-- Start of DATA SUPPLIED --
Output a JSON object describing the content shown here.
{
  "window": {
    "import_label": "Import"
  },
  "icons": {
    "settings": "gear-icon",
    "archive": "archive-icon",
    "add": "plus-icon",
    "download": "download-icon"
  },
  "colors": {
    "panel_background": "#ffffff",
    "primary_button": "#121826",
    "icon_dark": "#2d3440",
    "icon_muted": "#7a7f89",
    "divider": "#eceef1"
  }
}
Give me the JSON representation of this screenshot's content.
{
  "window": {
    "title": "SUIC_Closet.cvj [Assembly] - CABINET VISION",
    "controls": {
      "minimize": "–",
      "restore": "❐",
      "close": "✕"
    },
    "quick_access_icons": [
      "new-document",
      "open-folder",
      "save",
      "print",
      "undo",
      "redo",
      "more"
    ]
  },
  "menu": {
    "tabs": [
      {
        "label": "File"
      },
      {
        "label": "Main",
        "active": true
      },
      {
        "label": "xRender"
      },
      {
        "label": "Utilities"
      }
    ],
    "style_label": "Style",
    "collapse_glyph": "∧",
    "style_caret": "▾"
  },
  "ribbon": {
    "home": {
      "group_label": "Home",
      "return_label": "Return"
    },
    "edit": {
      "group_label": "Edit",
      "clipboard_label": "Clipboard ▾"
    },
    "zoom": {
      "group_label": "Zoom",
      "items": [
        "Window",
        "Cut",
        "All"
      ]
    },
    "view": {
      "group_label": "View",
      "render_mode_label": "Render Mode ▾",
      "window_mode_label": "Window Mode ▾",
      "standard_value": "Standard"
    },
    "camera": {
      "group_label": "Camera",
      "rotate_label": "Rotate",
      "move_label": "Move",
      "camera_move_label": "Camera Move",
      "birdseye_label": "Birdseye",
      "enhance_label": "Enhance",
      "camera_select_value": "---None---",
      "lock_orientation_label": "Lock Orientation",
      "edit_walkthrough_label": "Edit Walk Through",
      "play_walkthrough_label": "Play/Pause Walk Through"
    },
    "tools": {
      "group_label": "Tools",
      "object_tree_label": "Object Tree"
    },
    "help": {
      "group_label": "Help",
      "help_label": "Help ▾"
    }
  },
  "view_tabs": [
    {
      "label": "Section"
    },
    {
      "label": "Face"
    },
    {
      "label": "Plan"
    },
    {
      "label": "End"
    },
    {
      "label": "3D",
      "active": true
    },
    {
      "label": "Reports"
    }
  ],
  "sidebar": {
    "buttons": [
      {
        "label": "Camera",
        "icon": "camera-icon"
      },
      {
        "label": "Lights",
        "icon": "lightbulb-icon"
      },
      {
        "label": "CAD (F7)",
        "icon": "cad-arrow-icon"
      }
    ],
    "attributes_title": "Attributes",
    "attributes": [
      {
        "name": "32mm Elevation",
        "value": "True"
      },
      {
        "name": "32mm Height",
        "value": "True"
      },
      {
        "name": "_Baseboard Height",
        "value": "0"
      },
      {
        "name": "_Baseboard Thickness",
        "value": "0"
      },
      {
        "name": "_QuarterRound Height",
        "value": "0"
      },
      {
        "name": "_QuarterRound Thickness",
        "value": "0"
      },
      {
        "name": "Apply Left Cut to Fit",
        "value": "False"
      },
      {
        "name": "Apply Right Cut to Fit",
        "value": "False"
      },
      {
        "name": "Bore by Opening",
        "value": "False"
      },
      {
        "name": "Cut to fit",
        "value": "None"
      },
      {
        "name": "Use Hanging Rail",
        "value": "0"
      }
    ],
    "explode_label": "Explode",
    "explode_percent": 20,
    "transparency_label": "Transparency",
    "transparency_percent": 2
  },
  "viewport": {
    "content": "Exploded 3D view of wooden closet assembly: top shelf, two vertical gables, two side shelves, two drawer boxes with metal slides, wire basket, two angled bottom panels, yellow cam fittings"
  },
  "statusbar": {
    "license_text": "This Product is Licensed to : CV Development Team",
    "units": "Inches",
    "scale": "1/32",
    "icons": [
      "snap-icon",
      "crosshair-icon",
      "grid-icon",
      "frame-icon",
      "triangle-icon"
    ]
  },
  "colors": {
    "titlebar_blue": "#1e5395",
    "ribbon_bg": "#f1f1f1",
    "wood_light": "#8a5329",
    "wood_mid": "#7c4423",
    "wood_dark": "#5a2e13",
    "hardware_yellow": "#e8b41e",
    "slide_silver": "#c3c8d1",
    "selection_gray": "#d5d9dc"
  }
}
-- End of DATA SUPPLIED --
EXERCISE GOAL » Retype the whole listing, matching it exactly.

TASK SOLUTION »
Output a JSON object describing the content shown here.
{
  "window": {
    "import_label": "Import"
  },
  "icons": {
    "settings": "gear-icon",
    "archive": "archive-icon",
    "add": "plus-icon",
    "download": "download-icon"
  },
  "colors": {
    "panel_background": "#ffffff",
    "primary_button": "#121826",
    "icon_dark": "#2d3440",
    "icon_muted": "#7a7f89",
    "divider": "#eceef1"
  }
}
Give me the JSON representation of this screenshot's content.
{
  "window": {
    "title": "SUIC_Closet.cvj [Assembly] - CABINET VISION",
    "controls": {
      "minimize": "–",
      "restore": "❐",
      "close": "✕"
    },
    "quick_access_icons": [
      "new-document",
      "open-folder",
      "save",
      "print",
      "undo",
      "redo",
      "more"
    ]
  },
  "menu": {
    "tabs": [
      {
        "label": "File"
      },
      {
        "label": "Main",
        "active": true
      },
      {
        "label": "xRender"
      },
      {
        "label": "Utilities"
      }
    ],
    "style_label": "Style",
    "collapse_glyph": "∧",
    "style_caret": "▾"
  },
  "ribbon": {
    "home": {
      "group_label": "Home",
      "return_label": "Return"
    },
    "edit": {
      "group_label": "Edit",
      "clipboard_label": "Clipboard ▾"
    },
    "zoom": {
      "group_label": "Zoom",
      "items": [
        "Window",
        "Cut",
        "All"
      ]
    },
    "view": {
      "group_label": "View",
      "render_mode_label": "Render Mode ▾",
      "window_mode_label": "Window Mode ▾",
      "standard_value": "Standard"
    },
    "camera": {
      "group_label": "Camera",
      "rotate_label": "Rotate",
      "move_label": "Move",
      "camera_move_label": "Camera Move",
      "birdseye_label": "Birdseye",
      "enhance_label": "Enhance",
      "camera_select_value": "---None---",
      "lock_orientation_label": "Lock Orientation",
      "edit_walkthrough_label": "Edit Walk Through",
      "play_walkthrough_label": "Play/Pause Walk Through"
    },
    "tools": {
      "group_label": "Tools",
      "object_tree_label": "Object Tree"
    },
    "help": {
      "group_label": "Help",
      "help_label": "Help ▾"
    }
  },
  "view_tabs": [
    {
      "label": "Section"
    },
    {
      "label": "Face"
    },
    {
      "label": "Plan"
    },
    {
      "label": "End"
    },
    {
      "label": "3D",
      "active": true
    },
    {
      "label": "Reports"
    }
  ],
  "sidebar": {
    "buttons": [
      {
        "label": "Camera",
        "icon": "camera-icon"
      },
      {
        "label": "Lights",
        "icon": "lightbulb-icon"
      },
      {
        "label": "CAD (F7)",
        "icon": "cad-arrow-icon"
      }
    ],
    "attributes_title": "Attributes",
    "attributes": [
      {
        "name": "32mm Elevation",
        "value": "True"
      },
      {
        "name": "32mm Height",
        "value": "True"
      },
      {
        "name": "_Baseboard Height",
        "value": "0"
      },
      {
        "name": "_Baseboard Thickness",
        "value": "0"
      },
      {
        "name": "_QuarterRound Height",
        "value": "0"
      },
      {
        "name": "_QuarterRound Thickness",
        "value": "0"
      },
      {
        "name": "Apply Left Cut to Fit",
        "value": "False"
      },
      {
        "name": "Apply Right Cut to Fit",
        "value": "False"
      },
      {
        "name": "Bore by Opening",
        "value": "False"
      },
      {
        "name": "Cut to fit",
        "value": "None"
      },
      {
        "name": "Use Hanging Rail",
        "value": "0"
      }
    ],
    "explode_label": "Explode",
    "explode_percent": 20,
    "transparency_label": "Transparency",
    "transparency_percent": 2
  },
  "viewport": {
    "content": "Exploded 3D view of wooden closet assembly: top shelf, two vertical gables, two side shelves, two drawer boxes with metal slides, wire basket, two angled bottom panels, yellow cam fittings"
  },
  "statusbar": {
    "license_text": "This Product is Licensed to : CV Development Team",
    "units": "Inches",
    "scale": "1/32",
    "icons": [
      "snap-icon",
      "crosshair-icon",
      "grid-icon",
      "frame-icon",
      "triangle-icon"
    ]
  },
  "colors": {
    "titlebar_blue": "#1e5395",
    "ribbon_bg": "#f1f1f1",
    "wood_light": "#8a5329",
    "wood_mid": "#7c4423",
    "wood_dark": "#5a2e13",
    "hardware_yellow": "#e8b41e",
    "slide_silver": "#c3c8d1",
    "selection_gray": "#d5d9dc"
  }
}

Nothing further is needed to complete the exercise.